▸ Instruction
Go through the entries one line at a time, and gather every line that has the word "butter".

(Data entries)
= = = =
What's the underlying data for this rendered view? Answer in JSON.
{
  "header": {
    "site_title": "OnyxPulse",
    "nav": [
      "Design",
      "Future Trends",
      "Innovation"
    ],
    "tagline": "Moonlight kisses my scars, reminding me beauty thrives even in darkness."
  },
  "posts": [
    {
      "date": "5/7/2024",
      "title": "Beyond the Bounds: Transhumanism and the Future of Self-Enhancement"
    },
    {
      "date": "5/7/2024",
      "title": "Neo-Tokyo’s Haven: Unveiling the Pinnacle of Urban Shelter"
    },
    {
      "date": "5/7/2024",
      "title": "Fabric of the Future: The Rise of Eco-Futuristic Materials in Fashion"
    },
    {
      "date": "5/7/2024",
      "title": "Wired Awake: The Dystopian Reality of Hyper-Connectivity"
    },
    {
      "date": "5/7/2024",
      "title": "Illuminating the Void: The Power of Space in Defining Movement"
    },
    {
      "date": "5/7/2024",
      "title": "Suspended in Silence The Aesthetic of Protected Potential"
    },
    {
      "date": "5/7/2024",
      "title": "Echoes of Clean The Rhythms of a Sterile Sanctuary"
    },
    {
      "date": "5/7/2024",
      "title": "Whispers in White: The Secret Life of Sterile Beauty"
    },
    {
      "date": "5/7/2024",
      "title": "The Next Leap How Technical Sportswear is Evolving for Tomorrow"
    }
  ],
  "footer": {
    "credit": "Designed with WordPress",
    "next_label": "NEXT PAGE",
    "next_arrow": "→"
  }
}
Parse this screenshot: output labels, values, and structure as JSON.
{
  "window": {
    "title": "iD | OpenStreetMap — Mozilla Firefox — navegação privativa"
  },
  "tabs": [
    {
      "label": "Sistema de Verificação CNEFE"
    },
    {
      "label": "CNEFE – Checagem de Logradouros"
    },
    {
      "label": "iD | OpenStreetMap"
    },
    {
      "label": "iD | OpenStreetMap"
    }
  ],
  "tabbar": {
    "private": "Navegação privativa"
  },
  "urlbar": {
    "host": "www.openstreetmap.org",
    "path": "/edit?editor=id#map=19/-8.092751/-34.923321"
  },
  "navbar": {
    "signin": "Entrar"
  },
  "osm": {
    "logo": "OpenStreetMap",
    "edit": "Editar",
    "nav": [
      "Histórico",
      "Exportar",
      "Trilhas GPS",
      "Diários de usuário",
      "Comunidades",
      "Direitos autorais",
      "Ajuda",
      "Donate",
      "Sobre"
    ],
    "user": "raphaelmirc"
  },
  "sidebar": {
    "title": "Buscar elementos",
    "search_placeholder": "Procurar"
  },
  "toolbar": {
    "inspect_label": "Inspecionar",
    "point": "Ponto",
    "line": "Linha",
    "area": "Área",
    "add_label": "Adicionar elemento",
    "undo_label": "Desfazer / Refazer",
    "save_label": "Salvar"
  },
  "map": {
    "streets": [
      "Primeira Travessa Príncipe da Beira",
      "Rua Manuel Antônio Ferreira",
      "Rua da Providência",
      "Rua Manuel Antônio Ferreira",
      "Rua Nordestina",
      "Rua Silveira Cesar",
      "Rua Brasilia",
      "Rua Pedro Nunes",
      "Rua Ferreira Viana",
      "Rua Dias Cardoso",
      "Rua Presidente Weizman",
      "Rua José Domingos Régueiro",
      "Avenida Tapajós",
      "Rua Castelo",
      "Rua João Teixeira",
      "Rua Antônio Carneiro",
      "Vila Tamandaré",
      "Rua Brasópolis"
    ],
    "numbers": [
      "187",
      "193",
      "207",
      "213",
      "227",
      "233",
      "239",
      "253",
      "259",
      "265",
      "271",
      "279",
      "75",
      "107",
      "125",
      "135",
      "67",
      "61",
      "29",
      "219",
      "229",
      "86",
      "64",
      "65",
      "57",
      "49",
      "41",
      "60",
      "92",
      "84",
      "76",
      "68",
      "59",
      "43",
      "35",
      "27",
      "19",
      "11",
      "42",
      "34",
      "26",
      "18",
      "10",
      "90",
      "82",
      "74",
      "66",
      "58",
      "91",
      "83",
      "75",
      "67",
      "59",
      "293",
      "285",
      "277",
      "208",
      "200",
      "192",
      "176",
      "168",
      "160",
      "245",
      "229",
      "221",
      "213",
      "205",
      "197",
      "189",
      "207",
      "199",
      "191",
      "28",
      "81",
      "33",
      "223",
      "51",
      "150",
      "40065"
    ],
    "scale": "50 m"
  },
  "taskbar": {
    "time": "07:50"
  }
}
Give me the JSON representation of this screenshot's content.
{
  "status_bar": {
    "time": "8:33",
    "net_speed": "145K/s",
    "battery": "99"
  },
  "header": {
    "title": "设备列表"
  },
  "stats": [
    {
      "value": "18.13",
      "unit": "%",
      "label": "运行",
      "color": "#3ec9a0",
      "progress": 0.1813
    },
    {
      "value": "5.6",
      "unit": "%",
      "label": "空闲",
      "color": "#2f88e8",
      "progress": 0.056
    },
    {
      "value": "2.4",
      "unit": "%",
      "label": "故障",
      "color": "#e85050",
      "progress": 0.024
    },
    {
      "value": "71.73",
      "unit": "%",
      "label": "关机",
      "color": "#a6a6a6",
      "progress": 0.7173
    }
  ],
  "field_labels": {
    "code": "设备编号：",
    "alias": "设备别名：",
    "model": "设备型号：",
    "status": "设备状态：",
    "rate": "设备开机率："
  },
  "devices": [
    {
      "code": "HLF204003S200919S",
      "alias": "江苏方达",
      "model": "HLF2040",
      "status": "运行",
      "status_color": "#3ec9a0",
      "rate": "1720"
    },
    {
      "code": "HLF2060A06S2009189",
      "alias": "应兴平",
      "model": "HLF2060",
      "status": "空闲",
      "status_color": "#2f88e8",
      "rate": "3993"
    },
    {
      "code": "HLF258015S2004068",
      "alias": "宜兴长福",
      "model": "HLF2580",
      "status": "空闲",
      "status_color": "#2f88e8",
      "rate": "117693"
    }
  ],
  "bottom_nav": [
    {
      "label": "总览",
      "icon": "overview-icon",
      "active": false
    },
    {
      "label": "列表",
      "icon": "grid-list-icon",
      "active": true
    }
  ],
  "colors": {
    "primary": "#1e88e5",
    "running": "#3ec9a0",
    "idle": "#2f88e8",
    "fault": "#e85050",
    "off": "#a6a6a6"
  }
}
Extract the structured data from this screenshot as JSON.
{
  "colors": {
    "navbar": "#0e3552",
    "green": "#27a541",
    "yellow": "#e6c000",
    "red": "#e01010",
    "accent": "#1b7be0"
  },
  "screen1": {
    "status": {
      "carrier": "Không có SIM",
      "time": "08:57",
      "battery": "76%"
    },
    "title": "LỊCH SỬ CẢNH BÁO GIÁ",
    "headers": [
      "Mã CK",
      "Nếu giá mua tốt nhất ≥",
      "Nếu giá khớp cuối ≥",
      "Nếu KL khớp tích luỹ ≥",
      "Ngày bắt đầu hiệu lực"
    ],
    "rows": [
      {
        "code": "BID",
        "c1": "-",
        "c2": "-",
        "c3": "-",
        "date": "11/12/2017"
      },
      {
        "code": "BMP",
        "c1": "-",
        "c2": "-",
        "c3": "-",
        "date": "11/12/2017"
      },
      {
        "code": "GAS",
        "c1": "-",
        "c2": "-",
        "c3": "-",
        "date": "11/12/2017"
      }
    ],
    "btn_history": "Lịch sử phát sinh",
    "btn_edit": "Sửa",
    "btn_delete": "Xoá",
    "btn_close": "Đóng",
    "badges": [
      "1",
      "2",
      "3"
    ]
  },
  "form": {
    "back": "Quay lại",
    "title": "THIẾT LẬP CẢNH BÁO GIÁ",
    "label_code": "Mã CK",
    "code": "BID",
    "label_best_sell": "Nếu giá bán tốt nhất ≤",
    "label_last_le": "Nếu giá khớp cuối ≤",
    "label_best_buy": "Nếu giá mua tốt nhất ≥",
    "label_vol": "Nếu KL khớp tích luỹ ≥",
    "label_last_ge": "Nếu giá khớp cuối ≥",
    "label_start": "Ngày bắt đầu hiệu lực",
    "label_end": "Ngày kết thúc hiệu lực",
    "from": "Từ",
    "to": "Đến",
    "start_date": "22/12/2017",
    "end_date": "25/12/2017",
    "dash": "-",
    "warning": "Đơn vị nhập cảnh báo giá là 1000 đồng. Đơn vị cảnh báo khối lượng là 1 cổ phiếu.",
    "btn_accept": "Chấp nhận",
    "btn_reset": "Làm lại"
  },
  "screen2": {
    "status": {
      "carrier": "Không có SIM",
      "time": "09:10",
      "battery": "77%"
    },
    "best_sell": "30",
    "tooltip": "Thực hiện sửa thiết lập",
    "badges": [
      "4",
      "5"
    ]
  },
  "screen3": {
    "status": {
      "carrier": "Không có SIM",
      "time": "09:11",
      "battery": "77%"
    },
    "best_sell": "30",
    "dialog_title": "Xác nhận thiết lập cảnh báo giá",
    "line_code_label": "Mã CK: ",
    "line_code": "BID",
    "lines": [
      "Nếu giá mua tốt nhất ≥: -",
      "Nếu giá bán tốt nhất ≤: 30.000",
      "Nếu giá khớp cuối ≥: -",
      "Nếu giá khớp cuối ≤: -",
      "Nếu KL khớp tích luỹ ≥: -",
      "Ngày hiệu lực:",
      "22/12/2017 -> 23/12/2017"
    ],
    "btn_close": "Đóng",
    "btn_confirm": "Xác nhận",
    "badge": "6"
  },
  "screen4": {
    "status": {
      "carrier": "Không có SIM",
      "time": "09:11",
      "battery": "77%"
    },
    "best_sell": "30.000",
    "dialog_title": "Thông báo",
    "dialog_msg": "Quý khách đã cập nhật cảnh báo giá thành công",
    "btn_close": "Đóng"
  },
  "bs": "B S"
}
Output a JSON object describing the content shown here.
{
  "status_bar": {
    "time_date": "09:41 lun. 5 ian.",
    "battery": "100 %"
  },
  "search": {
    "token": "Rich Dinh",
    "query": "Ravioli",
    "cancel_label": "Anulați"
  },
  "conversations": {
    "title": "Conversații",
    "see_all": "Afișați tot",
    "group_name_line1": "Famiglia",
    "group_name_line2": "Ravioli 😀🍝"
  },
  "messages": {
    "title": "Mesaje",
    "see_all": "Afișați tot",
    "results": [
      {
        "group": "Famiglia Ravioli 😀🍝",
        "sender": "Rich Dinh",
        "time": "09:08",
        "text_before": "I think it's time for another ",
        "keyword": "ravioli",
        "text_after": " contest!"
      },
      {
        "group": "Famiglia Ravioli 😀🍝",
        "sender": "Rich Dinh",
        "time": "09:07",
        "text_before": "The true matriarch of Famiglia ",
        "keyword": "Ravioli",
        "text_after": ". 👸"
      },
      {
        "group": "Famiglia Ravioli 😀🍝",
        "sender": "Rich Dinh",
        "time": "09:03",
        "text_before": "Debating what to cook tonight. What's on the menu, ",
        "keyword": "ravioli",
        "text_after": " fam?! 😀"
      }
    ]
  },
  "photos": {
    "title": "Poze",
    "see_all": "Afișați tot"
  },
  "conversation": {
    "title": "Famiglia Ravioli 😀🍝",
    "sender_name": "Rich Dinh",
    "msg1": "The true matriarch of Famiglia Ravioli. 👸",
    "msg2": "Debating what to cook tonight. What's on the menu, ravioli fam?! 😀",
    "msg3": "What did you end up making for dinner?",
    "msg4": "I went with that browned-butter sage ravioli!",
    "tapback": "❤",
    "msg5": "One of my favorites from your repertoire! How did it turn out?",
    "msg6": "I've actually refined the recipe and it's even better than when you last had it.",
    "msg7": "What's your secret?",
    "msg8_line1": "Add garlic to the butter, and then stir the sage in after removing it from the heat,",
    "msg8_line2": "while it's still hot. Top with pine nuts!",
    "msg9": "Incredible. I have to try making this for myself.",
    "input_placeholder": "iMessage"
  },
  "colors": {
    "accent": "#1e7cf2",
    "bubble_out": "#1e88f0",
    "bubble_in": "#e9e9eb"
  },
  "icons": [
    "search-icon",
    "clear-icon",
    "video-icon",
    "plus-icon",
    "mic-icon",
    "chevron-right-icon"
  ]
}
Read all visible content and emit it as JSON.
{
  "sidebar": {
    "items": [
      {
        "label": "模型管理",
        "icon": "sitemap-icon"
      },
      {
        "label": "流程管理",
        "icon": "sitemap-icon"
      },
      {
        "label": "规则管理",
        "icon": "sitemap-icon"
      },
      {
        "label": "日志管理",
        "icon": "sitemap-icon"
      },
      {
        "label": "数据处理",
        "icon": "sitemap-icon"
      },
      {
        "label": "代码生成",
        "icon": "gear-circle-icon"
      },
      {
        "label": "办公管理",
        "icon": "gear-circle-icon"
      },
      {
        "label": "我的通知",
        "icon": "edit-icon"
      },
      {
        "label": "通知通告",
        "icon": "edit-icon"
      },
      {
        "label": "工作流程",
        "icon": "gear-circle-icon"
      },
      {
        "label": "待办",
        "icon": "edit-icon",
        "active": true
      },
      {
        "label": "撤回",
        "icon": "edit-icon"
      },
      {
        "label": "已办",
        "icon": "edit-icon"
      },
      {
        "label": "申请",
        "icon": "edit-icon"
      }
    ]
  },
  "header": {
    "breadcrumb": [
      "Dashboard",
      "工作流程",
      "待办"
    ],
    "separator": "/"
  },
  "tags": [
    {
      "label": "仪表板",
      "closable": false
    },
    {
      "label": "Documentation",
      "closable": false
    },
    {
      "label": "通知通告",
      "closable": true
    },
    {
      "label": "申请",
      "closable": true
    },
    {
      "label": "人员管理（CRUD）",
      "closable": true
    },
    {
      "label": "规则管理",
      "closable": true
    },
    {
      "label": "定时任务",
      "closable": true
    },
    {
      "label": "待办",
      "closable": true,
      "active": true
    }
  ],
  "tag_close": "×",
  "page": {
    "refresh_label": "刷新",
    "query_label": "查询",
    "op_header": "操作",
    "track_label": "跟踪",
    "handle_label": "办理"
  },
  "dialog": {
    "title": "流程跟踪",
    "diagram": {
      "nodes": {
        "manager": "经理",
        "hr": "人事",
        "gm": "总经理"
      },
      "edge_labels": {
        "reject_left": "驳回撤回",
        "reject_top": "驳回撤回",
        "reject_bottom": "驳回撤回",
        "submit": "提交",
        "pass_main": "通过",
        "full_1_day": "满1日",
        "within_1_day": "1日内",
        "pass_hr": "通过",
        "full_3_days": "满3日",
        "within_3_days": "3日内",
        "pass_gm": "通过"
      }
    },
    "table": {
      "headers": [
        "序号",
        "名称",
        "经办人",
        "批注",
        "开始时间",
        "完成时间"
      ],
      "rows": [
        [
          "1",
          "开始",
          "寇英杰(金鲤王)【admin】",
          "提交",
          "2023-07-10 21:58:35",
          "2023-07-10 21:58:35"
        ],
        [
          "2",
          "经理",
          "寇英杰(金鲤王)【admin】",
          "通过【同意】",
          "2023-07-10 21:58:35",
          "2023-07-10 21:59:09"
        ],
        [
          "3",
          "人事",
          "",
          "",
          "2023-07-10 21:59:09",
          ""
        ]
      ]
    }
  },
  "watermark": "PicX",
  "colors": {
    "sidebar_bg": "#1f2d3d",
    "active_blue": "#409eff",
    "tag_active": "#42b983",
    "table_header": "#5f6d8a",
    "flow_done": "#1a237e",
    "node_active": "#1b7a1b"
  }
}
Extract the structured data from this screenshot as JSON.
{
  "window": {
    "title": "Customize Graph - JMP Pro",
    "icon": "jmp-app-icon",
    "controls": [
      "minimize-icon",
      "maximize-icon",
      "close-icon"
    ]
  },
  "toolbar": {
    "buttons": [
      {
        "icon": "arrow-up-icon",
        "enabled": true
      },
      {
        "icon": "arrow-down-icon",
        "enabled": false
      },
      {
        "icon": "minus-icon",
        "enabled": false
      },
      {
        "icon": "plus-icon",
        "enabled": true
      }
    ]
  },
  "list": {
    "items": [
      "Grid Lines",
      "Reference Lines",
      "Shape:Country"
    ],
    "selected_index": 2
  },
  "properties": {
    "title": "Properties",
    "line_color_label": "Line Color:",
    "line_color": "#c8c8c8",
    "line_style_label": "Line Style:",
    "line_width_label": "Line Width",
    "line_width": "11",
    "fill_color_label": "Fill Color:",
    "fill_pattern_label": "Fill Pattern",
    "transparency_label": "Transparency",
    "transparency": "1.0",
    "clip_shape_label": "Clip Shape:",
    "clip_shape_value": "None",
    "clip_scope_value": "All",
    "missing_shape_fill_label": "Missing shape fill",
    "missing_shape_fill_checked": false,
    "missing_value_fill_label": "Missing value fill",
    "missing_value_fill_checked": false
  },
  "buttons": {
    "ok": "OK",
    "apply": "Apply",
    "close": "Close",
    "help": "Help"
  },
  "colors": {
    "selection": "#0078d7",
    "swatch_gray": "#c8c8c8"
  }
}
= = = =
▸ Final result
    "msg4": "I went with that browned-butter sage ravioli!",
    "msg8_line1": "Add garlic to the butter, and then stir the sage in after removing it from the heat,",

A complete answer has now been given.